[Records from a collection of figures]
++++

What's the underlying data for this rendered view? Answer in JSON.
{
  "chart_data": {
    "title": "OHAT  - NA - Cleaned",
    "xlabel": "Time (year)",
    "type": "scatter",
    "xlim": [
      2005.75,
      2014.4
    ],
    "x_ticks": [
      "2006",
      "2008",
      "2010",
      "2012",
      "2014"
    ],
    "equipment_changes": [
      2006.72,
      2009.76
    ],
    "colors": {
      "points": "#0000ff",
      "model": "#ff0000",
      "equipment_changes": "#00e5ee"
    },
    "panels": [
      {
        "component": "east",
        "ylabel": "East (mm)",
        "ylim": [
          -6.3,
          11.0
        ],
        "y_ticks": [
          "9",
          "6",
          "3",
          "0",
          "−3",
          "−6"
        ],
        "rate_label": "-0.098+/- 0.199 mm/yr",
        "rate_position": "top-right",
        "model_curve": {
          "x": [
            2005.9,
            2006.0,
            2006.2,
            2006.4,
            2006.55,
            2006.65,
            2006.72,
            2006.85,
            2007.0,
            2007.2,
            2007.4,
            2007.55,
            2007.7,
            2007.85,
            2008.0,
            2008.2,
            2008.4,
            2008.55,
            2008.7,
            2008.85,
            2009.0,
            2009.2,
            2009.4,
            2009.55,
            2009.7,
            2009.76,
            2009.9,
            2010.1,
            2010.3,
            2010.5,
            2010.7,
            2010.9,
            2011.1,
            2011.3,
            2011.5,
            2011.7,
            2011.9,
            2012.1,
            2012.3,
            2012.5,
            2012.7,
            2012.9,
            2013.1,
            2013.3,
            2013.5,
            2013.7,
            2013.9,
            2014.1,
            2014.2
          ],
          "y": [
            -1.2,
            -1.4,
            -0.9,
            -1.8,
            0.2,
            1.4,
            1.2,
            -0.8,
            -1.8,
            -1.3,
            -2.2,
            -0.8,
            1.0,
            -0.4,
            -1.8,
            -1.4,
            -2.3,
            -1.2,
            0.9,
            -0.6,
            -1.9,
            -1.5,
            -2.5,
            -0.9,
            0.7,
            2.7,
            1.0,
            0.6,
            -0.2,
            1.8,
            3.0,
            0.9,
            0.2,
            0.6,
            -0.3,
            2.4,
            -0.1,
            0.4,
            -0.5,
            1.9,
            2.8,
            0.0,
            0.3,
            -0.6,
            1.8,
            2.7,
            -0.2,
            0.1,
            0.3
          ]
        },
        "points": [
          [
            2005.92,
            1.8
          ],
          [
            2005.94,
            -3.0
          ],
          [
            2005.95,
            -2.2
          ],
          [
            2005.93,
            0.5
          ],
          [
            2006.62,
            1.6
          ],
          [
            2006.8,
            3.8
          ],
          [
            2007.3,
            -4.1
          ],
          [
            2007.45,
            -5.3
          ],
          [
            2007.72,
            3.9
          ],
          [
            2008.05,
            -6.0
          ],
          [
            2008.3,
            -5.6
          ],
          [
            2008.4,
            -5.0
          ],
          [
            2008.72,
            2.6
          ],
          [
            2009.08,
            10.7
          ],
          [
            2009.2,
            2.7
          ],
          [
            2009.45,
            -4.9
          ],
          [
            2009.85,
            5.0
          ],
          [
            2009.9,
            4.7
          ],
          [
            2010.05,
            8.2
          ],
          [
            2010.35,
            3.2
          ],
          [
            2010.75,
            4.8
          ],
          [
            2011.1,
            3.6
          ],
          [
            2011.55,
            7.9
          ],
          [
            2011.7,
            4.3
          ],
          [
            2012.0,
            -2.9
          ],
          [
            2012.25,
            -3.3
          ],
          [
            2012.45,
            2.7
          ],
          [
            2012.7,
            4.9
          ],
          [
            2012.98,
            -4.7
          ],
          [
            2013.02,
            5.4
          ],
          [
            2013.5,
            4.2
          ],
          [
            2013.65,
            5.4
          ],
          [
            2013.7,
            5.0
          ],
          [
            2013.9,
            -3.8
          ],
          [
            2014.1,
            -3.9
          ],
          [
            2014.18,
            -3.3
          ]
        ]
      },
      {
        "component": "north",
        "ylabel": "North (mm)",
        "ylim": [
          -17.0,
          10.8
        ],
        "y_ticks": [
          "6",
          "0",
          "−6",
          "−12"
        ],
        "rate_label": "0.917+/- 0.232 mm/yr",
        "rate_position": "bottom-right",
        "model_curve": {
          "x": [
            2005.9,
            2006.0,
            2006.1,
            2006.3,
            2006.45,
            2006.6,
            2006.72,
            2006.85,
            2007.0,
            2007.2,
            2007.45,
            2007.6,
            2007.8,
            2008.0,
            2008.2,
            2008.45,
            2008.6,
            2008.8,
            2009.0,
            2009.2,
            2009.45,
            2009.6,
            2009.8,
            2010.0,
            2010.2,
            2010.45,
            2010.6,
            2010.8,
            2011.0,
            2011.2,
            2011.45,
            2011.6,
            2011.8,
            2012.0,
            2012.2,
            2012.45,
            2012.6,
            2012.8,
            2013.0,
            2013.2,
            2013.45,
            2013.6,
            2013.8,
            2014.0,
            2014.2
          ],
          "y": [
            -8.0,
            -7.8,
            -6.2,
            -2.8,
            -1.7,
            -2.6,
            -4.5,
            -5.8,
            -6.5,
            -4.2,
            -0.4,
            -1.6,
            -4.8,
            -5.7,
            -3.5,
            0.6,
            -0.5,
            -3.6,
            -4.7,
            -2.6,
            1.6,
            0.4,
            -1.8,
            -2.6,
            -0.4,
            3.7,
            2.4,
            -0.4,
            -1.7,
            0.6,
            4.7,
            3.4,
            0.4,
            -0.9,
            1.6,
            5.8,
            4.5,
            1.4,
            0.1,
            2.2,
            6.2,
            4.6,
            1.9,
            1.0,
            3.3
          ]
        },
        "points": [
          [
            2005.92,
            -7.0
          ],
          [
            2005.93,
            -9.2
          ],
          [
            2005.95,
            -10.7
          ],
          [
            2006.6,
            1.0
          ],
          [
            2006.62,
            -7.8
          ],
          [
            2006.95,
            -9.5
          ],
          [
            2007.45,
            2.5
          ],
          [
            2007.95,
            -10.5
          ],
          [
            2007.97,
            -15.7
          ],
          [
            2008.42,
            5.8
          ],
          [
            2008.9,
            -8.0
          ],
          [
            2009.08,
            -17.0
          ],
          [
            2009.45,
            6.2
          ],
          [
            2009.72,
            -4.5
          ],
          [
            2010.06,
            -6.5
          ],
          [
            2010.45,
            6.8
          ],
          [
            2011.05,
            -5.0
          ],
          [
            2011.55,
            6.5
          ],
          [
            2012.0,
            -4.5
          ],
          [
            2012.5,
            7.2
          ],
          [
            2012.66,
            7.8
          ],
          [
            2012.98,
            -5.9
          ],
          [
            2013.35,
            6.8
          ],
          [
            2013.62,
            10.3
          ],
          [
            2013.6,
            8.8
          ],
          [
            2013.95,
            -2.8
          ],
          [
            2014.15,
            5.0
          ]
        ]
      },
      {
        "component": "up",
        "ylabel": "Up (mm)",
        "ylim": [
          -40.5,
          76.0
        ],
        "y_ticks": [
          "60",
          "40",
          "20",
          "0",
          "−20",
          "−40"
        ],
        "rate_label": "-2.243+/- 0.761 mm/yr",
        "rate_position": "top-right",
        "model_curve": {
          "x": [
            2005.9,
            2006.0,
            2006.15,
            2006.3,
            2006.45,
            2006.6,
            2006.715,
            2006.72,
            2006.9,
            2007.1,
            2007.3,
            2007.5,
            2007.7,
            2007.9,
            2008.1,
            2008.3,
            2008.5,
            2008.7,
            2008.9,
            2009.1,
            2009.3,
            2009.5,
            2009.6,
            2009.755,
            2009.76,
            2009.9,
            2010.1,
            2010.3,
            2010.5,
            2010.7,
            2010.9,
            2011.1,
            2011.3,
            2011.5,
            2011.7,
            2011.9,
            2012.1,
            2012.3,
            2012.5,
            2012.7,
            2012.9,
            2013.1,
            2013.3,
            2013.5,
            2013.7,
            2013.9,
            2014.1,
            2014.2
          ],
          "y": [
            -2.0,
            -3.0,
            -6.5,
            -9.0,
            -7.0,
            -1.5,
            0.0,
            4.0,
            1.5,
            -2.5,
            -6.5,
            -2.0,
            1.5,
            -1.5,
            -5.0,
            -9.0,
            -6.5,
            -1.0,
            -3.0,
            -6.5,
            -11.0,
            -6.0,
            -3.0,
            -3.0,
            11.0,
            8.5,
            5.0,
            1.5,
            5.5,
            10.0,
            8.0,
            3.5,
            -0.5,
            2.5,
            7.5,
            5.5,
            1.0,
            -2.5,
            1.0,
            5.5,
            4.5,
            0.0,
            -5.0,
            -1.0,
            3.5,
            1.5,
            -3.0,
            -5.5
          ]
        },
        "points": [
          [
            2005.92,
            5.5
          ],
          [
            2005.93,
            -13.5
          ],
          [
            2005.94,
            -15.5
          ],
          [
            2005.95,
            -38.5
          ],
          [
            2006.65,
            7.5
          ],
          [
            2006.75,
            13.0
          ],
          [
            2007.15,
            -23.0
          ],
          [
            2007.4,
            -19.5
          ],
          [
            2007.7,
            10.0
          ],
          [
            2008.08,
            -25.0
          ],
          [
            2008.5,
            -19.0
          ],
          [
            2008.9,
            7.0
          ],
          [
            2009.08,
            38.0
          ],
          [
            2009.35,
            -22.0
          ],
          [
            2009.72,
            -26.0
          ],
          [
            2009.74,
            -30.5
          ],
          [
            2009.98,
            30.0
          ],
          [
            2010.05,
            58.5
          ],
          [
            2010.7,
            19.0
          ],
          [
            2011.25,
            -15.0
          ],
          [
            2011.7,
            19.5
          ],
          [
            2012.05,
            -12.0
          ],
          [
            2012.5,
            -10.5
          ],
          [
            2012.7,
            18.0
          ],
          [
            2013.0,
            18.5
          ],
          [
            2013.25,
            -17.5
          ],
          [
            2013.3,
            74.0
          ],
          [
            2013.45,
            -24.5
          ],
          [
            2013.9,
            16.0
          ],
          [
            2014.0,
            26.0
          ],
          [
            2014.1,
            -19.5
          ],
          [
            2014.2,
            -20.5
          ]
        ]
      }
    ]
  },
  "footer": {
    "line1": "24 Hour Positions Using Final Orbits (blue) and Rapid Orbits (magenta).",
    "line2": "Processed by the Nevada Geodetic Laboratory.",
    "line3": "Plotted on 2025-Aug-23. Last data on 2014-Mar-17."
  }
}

++++

[Problem to solve] From the listing, copy each line containing the word "ylabel".

[Correct response]
        "ylabel": "East (mm)",
        "ylabel": "North (mm)",
        "ylabel": "Up (mm)",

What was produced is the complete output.